*** Opening of Document segment ***
CFACT policy analyst Marita Noon is the author of Energy Freedom.,

  • David A Simpson

    Sweet Baby Cheeze-it I’m getting tired of inflammatory headlines that are not supported in the text. CFACT seems to be getting worse about this every day. This article was pretty worthless on its own, but with the headline it falls well below the standards for “worthless” in to “negative value” category. Why the heck did you not list the 6 new regulations and describe their impact instead of rehashing a partially understood description of the current state of the industry?

    • 1digger

      Since the truth hurts, perhaps you can understand the reality of further rules and regulations on any industry, business or person by the government; it’s burdensome; period. It meddles in areas where government has no business by picking the winners and losers, thus in this case it will increase the cost of doing business as well as the cost of living. So while the Administration is bending over backwards to extend openness to Third World dictators in Cuba, Venezuela, Iran by backing off of sanctions, they see no problem in imposing them upon the American people. We have an enemy from within and he’s in the White House supported by the low information voters and Democrats alike. Is it so hard for liberals to understand the detrimental effects of their anti-economic policies? It’s really basic economics and yet they’re always on a seek and destroy mission against success whether it’s in business or individually. It’s envy and amounts to the failed efforts of wealth redistribution to the non-creators of wealth, i.e. dependent leeches upon society; that is those that can work but won’t or choose to suck off the public tit.
*** Close of Document segment ***
*** Opening of Source material ***
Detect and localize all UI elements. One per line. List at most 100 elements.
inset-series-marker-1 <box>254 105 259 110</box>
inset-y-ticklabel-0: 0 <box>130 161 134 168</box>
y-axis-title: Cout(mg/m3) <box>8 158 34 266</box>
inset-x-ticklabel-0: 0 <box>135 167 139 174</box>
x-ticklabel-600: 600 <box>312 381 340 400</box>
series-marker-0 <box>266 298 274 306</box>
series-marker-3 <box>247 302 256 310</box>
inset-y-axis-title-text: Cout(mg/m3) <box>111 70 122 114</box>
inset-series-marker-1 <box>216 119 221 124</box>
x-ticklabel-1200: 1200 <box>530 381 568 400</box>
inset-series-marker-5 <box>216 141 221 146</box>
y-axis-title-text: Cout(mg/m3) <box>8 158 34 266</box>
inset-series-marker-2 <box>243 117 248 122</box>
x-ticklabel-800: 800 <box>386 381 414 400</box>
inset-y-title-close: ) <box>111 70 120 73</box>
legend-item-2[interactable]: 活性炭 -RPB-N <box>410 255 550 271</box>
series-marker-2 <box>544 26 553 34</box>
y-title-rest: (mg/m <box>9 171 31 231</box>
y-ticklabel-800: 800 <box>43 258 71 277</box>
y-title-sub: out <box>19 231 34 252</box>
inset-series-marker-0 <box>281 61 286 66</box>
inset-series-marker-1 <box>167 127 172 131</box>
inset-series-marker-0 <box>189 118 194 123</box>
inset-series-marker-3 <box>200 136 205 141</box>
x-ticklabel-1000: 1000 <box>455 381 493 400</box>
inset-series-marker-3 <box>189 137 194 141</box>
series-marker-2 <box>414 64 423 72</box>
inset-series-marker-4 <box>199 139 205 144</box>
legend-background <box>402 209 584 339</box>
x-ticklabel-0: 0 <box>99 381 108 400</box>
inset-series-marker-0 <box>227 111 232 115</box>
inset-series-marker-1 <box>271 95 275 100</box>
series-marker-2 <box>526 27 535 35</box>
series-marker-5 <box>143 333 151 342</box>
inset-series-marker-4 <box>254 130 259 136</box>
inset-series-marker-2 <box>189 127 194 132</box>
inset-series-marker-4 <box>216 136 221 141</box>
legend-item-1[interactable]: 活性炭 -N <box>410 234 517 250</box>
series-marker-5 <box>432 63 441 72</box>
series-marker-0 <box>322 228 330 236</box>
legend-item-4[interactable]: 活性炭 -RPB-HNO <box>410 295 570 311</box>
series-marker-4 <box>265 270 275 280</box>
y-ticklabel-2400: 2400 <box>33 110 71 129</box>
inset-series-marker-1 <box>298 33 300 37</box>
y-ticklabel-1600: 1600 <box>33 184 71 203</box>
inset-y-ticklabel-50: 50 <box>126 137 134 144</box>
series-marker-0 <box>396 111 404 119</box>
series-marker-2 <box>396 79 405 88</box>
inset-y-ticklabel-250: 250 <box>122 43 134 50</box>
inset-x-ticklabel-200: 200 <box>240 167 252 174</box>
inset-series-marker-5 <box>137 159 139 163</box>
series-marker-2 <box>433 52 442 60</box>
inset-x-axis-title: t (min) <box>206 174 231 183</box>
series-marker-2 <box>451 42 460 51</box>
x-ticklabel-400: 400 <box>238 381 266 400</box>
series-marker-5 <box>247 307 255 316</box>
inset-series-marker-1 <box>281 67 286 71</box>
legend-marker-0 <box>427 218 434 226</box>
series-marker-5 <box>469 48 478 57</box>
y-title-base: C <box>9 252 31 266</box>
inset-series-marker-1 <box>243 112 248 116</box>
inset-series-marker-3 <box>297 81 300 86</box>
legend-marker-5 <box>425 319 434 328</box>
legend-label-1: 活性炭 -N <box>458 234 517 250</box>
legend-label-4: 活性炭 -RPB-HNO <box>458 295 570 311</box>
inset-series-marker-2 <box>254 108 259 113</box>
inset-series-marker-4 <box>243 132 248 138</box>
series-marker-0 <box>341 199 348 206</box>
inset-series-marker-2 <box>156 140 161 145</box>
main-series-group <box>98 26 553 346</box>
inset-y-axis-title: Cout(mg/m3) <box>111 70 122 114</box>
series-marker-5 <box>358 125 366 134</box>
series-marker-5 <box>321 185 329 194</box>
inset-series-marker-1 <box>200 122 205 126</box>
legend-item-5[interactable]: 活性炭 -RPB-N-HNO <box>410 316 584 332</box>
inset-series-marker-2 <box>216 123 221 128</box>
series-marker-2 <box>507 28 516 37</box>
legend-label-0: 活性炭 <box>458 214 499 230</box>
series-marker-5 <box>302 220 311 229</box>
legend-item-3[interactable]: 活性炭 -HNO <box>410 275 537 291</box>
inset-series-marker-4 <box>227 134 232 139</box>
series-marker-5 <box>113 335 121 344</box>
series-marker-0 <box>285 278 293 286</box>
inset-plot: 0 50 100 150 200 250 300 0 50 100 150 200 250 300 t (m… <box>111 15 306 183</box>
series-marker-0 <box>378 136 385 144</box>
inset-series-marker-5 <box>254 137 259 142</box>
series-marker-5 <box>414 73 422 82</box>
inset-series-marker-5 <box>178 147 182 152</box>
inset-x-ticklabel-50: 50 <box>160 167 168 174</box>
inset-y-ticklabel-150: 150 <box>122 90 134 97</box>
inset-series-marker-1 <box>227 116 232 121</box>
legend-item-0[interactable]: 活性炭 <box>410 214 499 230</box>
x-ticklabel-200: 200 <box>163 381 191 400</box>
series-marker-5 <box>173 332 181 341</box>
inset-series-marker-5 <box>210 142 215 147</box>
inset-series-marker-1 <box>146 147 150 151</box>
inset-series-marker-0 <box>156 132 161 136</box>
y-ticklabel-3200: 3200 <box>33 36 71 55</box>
*** Close of Source material ***
**Directions for this task:**
Resume the reader comment thread after its final sentence.

**Written response:**
      • Christopher Mathieu

        I agree completely.Obama brags about the increased drilling for energy in the U.S under his administration.What the bald faced liar fails to mention is that most of the drilling was done on privately owned lands which he and his cronies had nothing to do with.

      • David A Simpson

        1 digger,
        It would be nice if you had read my post instead of just attacking me. I spend more time and effort fighting EPA regulations on the Oil & Gas industry than anyone I know. My efforts on the Clean Air Act, Subpart OOOO (NSPS) resulted in a cost savings to the industry on the order of a half trillion dollars over 10 years (did you know that the EPA original draft of OOOO mandated that every gas well have a plunger-lift installed even if they had a downhole pump or were able to free flow? Not many people do because the group I was on was able to convince the EPA that it was a bad idea. Did you know that they were going to require registering a unique identifier code for every pneumatic controller installed on a gas well? We showed them how much work that would create for them and they backed off).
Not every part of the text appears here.